__CONSIGNES DES TÂCHES__:
a) Selon l'extrait sur l'antibiorésistance, quel réseau de surveillance l'Anses coordonne-t-elle ?
b) Reprends l'extrait sur l'antibiorésistance à partir de « Quel est le » et jusqu'à « des médicaments vétérinaires. », en remplaçant « coordonne » par « anime ».
c) Énumère toutes les précautions que l'extrait sur l'antibiorésistance présente pour prévenir et combattre la propagation de la résistance aux antibiotiques.

__EXTRAIT DU DOCUMENT__:
Afin de prévenir et combattre la propagation de la résistance aux antibiotiques, des précautions peuvent être prises :

  • ne donner des antibiotiques aux animaux que sur contrôle vétérinaire et en respectant les prescriptions
  • réserver l’usage des antibiotiques aux situations qui le nécessitent, en suivant les recommandations par espèce animale et les obligations réglementaires
  • vacciner les animaux pour limiter le besoin d’antibiotiques et favoriser des solutions de remplacement à ces médicaments, s’il en existe
  • améliorer l’hygiène et le bien-être animal pour éviter les infections
  • se laver les mains avant et après avoir touché un animal pour éviter la transmission de bactéries résistantes aux antibiotiques de l’animal à l’être humain ou entre animaux

Quel est le rôle de l’Anses dans la lutte contre l’antibiorésistance en santé animale ?

L’Anses est le Laboratoire national de référence (LNR) pour la résistance antimicrobienne. Par ailleurs, elle coordonne un réseau - unique en Europe -  de surveillance de la résistance chez les bactéries pathogènes d’origine animale, le Résapath. Elle est également responsable de la délivrance des autorisations de mise sur le marché des médicaments vétérinaires.

__DONNÉES FOURNIES__:
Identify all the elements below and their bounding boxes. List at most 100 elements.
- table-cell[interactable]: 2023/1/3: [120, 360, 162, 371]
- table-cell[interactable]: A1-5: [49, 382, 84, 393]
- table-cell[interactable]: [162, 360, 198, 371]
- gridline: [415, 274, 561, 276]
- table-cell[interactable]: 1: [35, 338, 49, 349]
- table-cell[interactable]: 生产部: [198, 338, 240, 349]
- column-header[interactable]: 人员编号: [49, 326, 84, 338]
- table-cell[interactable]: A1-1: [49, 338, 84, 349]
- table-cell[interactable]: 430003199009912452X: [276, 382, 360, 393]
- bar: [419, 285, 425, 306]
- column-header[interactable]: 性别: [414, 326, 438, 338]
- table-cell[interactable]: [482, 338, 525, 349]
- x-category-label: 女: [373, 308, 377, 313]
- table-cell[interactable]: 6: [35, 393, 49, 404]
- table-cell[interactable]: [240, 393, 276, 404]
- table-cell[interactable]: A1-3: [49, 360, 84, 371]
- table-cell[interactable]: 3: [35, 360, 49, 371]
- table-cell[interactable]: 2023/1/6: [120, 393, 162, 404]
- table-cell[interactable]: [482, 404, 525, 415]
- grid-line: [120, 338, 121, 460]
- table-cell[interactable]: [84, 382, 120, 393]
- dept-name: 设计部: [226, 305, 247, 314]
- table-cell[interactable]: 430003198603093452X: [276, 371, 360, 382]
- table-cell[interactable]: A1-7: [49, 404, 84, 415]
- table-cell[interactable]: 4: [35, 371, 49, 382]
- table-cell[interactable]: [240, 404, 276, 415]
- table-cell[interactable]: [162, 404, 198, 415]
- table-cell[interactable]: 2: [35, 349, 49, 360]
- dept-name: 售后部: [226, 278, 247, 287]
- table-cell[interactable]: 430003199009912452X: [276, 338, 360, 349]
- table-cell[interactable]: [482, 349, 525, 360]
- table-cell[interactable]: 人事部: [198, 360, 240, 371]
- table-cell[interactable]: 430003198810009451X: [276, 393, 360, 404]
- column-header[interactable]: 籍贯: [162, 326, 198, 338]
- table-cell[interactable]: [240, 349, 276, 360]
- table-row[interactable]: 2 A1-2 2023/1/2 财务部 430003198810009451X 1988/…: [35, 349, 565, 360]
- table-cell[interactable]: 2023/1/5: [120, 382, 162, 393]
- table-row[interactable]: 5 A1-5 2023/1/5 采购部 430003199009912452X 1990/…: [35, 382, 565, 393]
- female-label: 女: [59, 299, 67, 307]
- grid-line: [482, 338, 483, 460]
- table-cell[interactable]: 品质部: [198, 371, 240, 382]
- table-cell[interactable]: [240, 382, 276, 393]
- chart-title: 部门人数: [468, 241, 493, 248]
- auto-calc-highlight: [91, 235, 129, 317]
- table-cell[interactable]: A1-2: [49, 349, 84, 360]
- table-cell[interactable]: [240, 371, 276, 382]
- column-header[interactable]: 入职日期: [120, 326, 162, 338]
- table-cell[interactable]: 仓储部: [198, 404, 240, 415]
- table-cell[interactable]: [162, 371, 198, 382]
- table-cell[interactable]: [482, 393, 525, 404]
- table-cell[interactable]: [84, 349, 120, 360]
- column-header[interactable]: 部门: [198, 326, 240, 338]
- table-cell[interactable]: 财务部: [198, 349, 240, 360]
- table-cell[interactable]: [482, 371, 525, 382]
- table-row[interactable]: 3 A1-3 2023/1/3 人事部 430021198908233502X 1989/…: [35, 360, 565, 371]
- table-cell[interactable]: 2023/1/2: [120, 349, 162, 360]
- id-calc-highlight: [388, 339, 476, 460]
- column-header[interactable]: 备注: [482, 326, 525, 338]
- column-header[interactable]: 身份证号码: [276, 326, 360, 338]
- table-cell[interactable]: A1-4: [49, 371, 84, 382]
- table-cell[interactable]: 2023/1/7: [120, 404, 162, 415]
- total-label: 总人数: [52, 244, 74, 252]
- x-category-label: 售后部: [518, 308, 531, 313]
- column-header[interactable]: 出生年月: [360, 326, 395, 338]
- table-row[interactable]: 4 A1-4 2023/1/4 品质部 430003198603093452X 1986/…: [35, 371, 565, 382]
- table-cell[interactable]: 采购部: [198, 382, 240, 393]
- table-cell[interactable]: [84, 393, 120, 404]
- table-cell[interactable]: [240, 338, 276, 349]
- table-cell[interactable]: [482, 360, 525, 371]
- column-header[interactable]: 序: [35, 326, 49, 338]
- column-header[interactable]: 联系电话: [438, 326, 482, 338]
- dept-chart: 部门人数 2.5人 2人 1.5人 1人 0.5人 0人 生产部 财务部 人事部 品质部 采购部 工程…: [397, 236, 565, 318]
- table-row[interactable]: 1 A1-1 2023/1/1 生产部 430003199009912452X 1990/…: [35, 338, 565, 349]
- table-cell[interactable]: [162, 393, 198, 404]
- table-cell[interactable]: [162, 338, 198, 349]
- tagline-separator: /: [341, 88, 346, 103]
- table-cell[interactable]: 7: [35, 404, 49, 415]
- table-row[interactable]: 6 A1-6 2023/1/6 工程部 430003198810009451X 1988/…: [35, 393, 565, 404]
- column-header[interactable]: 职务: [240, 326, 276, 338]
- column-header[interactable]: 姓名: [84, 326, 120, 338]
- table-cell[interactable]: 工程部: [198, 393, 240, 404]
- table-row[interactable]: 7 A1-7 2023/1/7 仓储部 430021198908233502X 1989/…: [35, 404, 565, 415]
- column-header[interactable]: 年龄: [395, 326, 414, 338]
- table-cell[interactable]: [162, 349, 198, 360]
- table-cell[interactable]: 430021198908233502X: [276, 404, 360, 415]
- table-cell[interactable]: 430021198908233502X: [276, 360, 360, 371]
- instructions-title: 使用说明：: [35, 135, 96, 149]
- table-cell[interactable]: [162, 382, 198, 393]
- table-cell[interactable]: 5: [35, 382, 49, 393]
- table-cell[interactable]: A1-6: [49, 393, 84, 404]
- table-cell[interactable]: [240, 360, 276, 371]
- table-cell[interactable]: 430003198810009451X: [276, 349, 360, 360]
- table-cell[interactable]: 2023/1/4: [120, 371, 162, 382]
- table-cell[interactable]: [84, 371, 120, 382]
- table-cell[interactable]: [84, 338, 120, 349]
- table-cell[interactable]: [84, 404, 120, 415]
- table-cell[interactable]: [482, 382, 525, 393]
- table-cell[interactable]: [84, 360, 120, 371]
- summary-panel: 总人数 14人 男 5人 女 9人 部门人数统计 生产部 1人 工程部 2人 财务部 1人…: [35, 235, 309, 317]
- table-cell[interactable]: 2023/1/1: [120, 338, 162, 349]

__RÉPONSES PAR TÂCHE__:
a) Le Résapath, un réseau de surveillance de la résistance chez les bactéries pathogènes d'origine animale.

b)
Quel est le rôle de l’Anses dans la lutte contre l’antibiorésistance en santé animale ?

L’Anses est le Laboratoire national de référence (LNR) pour la résistance antimicrobienne. Par ailleurs, elle anime un réseau - unique en Europe -  de surveillance de la résistance chez les bactéries pathogènes d’origine animale, le Résapath. Elle est également responsable de la délivrance des autorisations de mise sur le marché des médicaments vétérinaires.

c)
- Ne donner des antibiotiques aux animaux que sur contrôle vétérinaire et en respectant les prescriptions.
- Réserver l'usage des antibiotiques aux situations qui le nécessitent, en suivant les recommandations par espèce animale et les obligations réglementaires.
- Vacciner les animaux pour limiter le besoin d'antibiotiques et favoriser des solutions de remplacement à ces médicaments, s'il en existe.
- Améliorer l'hygiène et le bien-être animal pour éviter les infections.
- Se laver les mains avant et après avoir touché un animal pour éviter la transmission de bactéries résistantes aux antibiotiques de l'animal à l'être humain ou entre animaux.